Saved entries
▬▬▬▬▬▬▬▬▬▬

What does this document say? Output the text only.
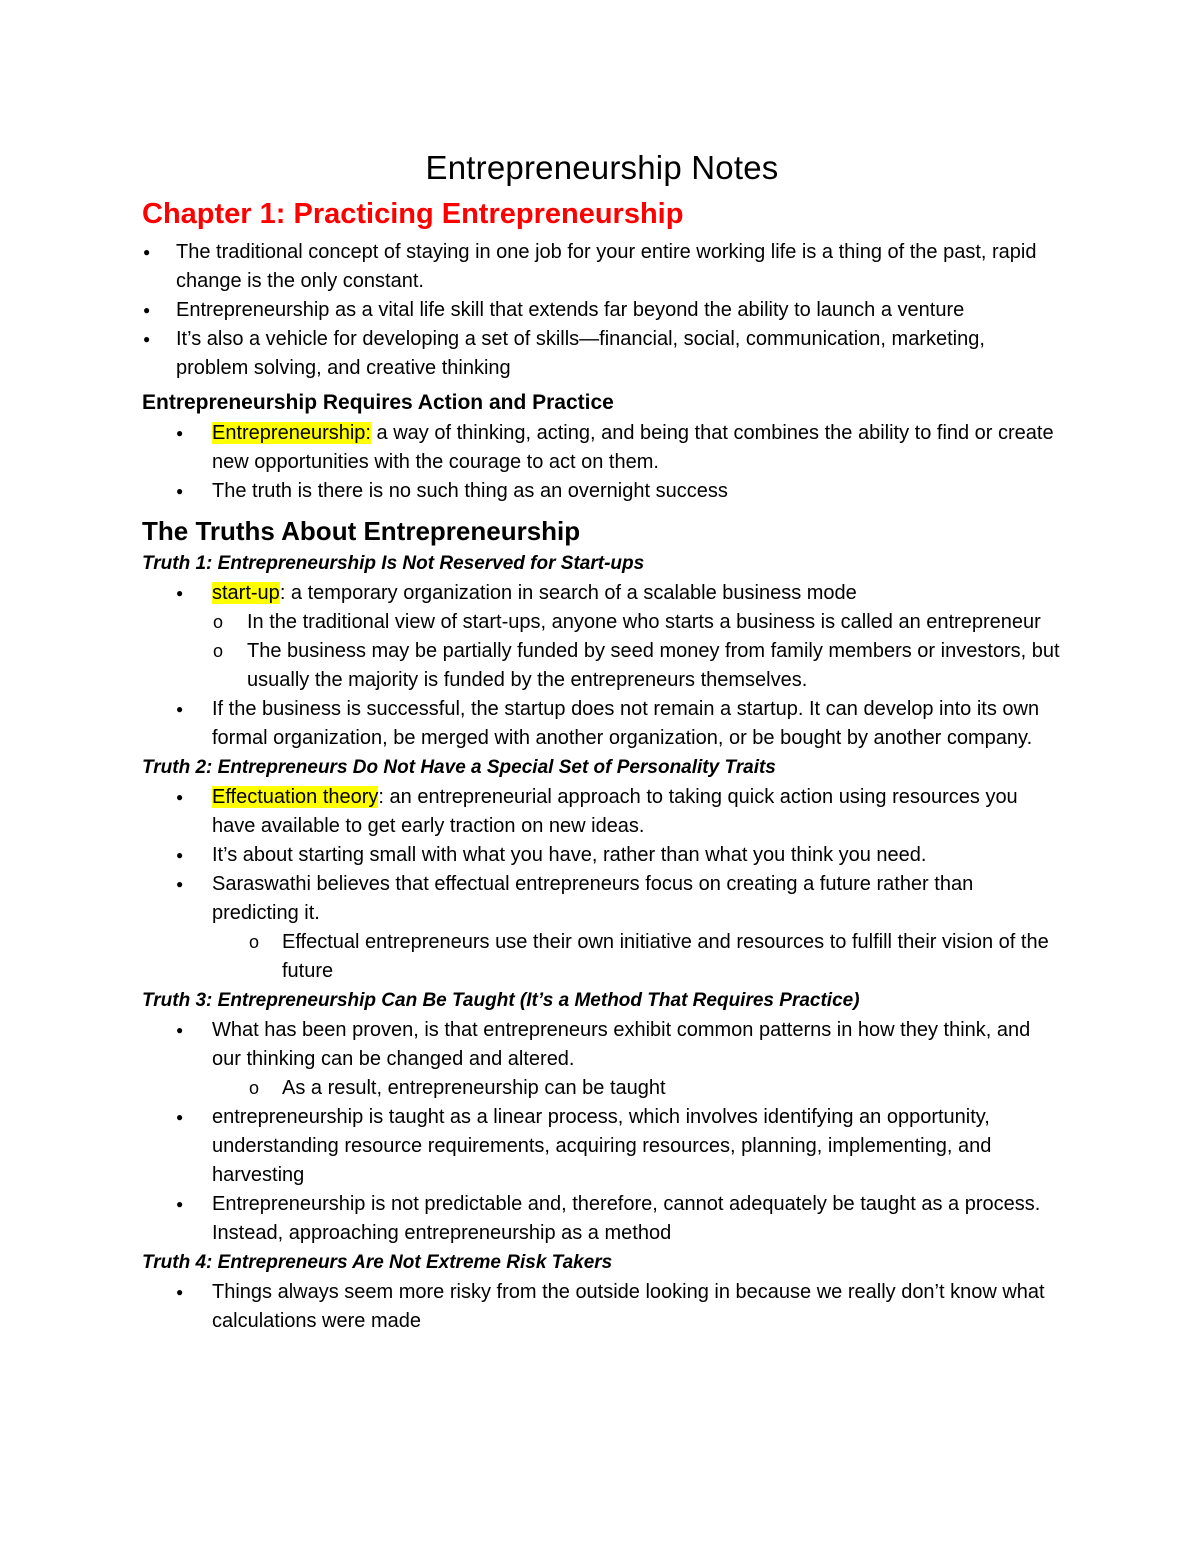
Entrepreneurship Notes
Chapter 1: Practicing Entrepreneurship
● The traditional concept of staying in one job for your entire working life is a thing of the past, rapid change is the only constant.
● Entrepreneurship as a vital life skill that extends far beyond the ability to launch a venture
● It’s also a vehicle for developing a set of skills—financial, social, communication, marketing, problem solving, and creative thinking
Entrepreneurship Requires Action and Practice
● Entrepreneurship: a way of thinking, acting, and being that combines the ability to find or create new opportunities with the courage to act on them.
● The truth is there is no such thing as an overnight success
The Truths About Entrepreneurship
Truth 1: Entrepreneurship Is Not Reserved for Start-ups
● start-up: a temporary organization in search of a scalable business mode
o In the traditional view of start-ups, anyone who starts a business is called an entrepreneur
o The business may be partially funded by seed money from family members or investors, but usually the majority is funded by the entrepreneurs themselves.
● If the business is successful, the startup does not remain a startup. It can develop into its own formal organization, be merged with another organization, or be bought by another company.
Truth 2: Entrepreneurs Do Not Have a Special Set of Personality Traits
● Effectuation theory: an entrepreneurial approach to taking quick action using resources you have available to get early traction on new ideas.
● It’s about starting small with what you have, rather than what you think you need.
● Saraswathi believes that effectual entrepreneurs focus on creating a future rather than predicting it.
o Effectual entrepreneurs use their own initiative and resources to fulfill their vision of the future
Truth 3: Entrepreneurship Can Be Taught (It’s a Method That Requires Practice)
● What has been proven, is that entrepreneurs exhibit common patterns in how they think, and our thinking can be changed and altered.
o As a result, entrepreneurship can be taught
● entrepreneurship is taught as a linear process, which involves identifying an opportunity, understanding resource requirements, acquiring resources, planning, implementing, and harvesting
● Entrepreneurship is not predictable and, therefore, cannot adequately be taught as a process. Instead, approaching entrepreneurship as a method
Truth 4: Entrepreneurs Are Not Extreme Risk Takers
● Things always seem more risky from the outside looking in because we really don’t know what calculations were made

▬▬▬▬▬▬▬▬▬▬

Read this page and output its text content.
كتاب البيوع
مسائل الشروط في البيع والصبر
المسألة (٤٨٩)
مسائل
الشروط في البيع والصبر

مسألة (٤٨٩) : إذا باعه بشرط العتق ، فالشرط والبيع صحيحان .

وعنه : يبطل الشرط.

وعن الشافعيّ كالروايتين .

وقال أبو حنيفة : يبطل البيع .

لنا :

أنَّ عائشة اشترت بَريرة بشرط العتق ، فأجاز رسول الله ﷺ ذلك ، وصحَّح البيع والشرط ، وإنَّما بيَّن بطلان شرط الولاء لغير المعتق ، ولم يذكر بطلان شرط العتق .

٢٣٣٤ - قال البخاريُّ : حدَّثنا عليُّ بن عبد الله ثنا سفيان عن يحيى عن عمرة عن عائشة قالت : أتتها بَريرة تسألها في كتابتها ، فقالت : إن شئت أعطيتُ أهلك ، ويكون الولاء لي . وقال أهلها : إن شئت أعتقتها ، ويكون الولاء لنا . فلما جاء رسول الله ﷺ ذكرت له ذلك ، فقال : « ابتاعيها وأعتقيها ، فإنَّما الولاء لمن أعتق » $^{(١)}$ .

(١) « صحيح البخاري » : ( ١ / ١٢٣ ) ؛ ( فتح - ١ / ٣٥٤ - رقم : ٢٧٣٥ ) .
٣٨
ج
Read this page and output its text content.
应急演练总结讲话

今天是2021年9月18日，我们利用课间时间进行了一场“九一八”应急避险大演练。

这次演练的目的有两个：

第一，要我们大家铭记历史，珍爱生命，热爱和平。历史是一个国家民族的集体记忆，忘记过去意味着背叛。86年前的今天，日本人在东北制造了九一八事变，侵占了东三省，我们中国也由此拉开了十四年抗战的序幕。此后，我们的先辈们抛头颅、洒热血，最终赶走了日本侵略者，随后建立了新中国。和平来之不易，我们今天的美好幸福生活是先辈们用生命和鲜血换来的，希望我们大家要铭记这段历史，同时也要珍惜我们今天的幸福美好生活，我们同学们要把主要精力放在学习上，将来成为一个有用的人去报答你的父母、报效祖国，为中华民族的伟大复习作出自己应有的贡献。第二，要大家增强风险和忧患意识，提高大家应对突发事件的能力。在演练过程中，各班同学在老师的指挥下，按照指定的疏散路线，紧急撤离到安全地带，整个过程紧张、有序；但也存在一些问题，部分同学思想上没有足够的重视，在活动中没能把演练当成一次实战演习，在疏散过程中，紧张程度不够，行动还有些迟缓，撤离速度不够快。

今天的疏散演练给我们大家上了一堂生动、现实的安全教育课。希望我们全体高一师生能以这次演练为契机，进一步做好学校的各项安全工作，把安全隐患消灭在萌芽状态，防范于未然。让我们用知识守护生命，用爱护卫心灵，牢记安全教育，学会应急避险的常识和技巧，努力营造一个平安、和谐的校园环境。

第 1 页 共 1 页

▬▬▬▬▬▬▬▬▬▬

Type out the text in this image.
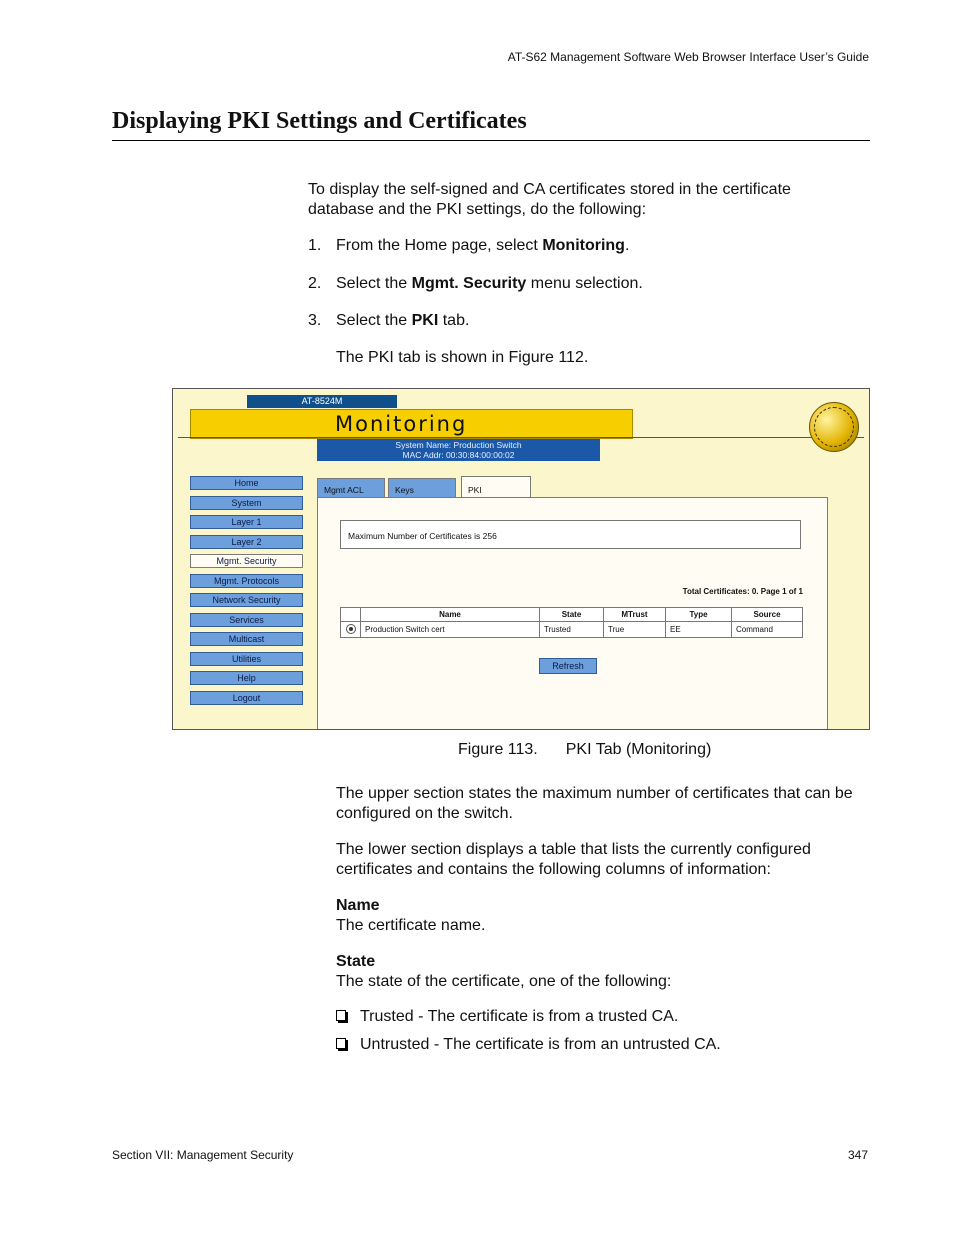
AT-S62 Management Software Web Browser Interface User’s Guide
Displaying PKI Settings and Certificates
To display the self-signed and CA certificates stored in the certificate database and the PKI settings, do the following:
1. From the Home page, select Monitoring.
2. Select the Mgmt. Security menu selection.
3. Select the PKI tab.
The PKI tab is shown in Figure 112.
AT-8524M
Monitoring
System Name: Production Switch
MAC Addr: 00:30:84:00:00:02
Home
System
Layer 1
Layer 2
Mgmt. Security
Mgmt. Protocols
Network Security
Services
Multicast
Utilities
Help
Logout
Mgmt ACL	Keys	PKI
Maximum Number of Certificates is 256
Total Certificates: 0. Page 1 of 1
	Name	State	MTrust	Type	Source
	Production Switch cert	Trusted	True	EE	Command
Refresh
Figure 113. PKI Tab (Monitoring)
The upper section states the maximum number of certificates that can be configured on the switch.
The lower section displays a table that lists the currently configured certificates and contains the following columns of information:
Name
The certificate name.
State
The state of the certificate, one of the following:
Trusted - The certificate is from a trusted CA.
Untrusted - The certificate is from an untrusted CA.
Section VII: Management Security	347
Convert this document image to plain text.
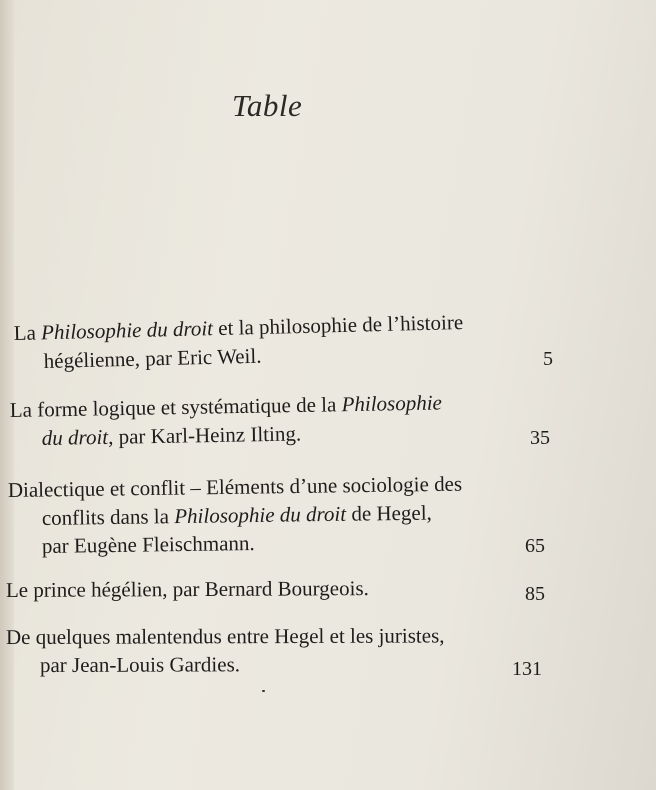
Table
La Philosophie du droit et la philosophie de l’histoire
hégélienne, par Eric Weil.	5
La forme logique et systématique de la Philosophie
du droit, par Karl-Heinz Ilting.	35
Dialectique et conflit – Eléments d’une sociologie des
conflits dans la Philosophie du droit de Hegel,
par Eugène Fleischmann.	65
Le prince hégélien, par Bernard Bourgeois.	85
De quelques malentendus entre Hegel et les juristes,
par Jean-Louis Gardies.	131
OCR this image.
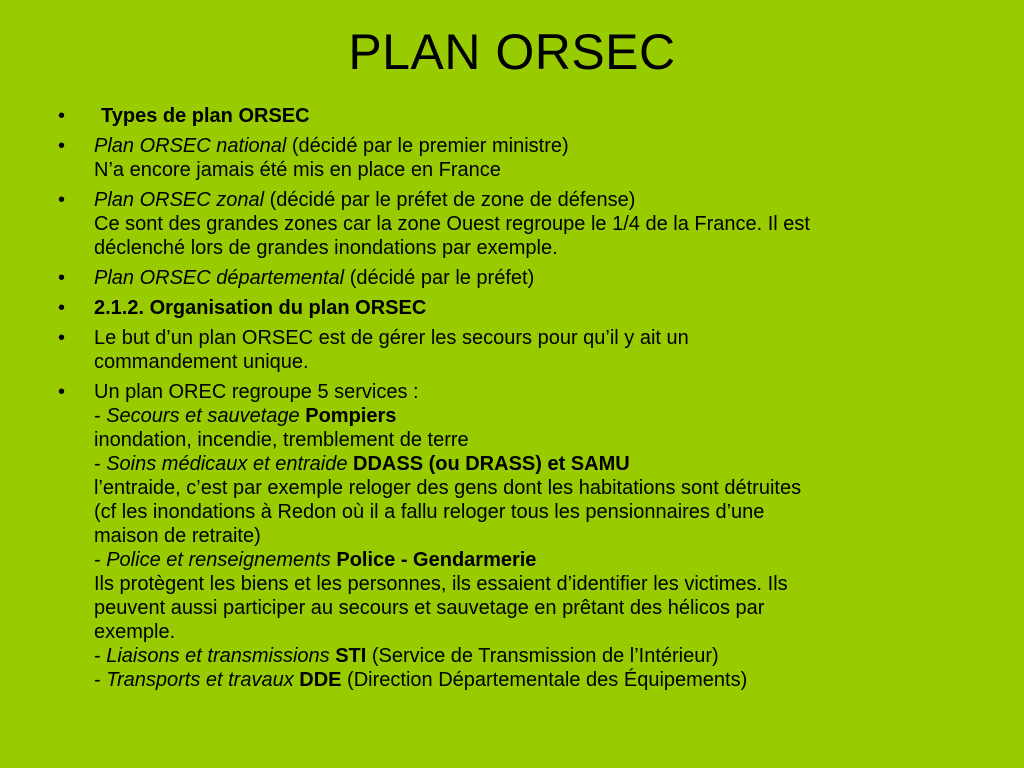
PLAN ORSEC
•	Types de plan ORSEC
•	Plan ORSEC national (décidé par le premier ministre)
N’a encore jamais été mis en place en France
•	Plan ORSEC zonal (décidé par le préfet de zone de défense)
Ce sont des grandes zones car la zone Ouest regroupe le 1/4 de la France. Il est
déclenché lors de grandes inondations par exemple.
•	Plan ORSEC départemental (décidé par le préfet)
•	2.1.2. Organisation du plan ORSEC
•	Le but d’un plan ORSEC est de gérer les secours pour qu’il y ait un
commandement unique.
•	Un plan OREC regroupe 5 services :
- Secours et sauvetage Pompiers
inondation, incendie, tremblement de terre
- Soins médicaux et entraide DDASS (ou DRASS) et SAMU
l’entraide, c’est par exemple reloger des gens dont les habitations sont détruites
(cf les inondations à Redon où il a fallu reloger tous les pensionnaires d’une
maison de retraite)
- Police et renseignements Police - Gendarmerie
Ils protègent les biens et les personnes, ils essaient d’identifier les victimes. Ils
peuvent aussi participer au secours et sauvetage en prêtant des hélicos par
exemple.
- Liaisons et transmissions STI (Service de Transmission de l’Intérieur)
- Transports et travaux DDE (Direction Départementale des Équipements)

▬▬▬▬▬▬▬▬▬▬

*EXERCISE INSTRUCTIONS*. Copy every line in the entries above that has the string "image" in it.

*OUTPUT FOR THIS TASK*.
Type out the text in this image.
Convert this document image to plain text.
OCR this image.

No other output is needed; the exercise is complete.